§ **YOUR ASSIGNMENT**: Continue the mailing-list message about /tmp and /var/tmp from where it stops.
::: PASSAGE SHOWN
On 09/25/09 09:58 PM, David Magda wrote:

The contents of /var/tmp can be expected to survive between boots (e.g.,
/var/tmp/vi.recover); /tmp is nuked on power cycles (because it's just
memory/swap):

Yes, but does mapping it to /tmp have any issues regarding booting
or image-update in the context of this thread? IMO nuking is a good
thing - /tmp and /var/tmp get really cluttered up after a few months,
the downside of robust hardware and software :-). Not sure I really
care about recovering vi edits in the case of UPS failure...

If a program is creating and deleting large numbers of files, and those
files aren't needed between reboots, then it really should be using /tmp.

Quite. But some lazy programmer of 3rd party software decided to use
the default tmpnam() function and I don't have access to the code :-(.

 tmpnam()
     The tmpnam() function always generates a file name using the
     path  prefix defined as P_tmpdir in the <stdio.h> header. On
     Solaris  systems,  the  default  value   for   P_tmpdir   is
     /var/tmp.
::::::
::: SUPPLIED INFORMATION
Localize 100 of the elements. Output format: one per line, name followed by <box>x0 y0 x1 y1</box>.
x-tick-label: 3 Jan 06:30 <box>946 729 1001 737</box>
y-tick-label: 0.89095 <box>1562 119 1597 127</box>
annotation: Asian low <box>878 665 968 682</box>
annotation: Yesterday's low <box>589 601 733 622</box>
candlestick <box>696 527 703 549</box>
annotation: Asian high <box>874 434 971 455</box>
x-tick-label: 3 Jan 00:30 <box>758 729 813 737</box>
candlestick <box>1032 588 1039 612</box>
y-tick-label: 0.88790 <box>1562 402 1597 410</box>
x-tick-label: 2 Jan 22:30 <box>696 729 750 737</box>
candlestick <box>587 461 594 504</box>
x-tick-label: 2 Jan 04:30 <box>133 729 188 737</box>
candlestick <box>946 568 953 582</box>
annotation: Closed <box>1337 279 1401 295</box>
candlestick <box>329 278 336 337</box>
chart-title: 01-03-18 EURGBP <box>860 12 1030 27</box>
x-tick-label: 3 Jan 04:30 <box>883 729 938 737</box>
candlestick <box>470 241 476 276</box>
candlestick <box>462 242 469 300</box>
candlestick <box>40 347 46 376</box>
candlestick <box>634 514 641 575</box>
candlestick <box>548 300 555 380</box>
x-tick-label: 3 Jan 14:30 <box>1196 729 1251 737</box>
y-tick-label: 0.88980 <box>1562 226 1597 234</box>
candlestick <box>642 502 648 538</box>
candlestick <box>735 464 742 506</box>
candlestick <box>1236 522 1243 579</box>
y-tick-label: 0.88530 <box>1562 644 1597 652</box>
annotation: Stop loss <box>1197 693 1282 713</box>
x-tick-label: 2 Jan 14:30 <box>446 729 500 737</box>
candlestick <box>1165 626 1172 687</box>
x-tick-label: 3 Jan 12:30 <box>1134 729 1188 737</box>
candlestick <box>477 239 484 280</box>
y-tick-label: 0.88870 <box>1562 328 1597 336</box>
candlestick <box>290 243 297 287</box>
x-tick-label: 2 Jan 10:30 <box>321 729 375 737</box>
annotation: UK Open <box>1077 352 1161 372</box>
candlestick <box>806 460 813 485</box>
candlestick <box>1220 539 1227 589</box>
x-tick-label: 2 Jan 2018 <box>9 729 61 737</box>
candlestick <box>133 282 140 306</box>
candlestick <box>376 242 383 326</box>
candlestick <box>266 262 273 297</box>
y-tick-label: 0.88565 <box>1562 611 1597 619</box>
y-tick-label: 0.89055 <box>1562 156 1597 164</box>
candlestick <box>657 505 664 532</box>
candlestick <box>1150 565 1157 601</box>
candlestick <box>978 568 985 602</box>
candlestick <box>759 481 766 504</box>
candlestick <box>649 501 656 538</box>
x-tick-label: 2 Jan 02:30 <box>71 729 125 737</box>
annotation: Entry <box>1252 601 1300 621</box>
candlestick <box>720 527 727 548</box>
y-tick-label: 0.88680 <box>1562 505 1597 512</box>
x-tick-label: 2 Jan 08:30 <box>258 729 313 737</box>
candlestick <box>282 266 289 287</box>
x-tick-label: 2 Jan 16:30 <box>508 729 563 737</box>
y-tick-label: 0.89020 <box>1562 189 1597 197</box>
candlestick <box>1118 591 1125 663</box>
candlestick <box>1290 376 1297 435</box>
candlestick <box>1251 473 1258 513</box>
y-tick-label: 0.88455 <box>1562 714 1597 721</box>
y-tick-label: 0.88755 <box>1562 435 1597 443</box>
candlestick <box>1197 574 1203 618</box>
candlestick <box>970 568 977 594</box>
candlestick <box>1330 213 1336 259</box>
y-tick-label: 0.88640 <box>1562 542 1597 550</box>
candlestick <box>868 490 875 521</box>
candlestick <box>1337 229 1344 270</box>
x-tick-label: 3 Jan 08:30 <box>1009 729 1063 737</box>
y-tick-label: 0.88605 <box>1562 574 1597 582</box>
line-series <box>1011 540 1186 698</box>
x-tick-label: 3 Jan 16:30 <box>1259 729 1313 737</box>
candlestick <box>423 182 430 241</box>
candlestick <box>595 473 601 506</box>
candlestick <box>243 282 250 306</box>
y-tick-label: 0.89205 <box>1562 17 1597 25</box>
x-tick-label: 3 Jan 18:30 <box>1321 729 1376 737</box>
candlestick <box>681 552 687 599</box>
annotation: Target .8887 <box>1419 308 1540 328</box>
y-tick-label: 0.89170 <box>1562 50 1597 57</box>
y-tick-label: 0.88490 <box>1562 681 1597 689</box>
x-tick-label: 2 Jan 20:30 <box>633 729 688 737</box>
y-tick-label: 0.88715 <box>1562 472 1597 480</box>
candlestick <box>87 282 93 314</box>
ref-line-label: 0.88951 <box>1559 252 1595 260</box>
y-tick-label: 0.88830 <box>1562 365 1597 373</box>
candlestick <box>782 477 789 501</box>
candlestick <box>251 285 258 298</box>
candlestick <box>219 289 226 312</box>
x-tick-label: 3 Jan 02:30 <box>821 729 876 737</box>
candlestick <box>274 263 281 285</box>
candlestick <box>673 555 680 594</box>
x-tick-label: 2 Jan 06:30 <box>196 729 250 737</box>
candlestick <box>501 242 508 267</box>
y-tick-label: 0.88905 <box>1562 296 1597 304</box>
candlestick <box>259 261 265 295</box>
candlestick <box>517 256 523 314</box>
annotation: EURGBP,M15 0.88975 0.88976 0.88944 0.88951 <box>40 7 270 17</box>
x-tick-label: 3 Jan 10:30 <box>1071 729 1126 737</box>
::::::
§ **OUTPUT FOR THIS EXERCISE**:
Similar definition for [/tmp] Linux FWIW:

Yes, but unless they fixed it recently (>=RHFC11), Linux doesn't actually
nuke /tmp, which seems to be mapped to disk. One side effect is that (like
MSWindows) AFAIK there isn't a native tmpfs, so programs that create and
destroy large numbers of files run orders of magnitude slower there than
on Solaris - assuming the application doesn't use /var/tmp for them :-).
Compilers and code generators are typical of applications that do this,
though they don't usually do synchronous i/o as said programmer appears
to have done.

I suppose /var/tmp on zfs would never actually write these files unless
they were written synchronously. In the context of this thread, for
those of us with space constrained boot disks/ssds, is it OK to map
/var/tmp to /tmp, and /var/crash, /var/dump, and swap to a separate
data pool in the context of being able to reboot and install new images?
I've been doing so for a long time now with no problems that I know of.
Just wondering what the gurus think...

Havn't seen any definitive response regrading /opt, which IMO should
be a good candidate since the installer makes it a separate fs anyway.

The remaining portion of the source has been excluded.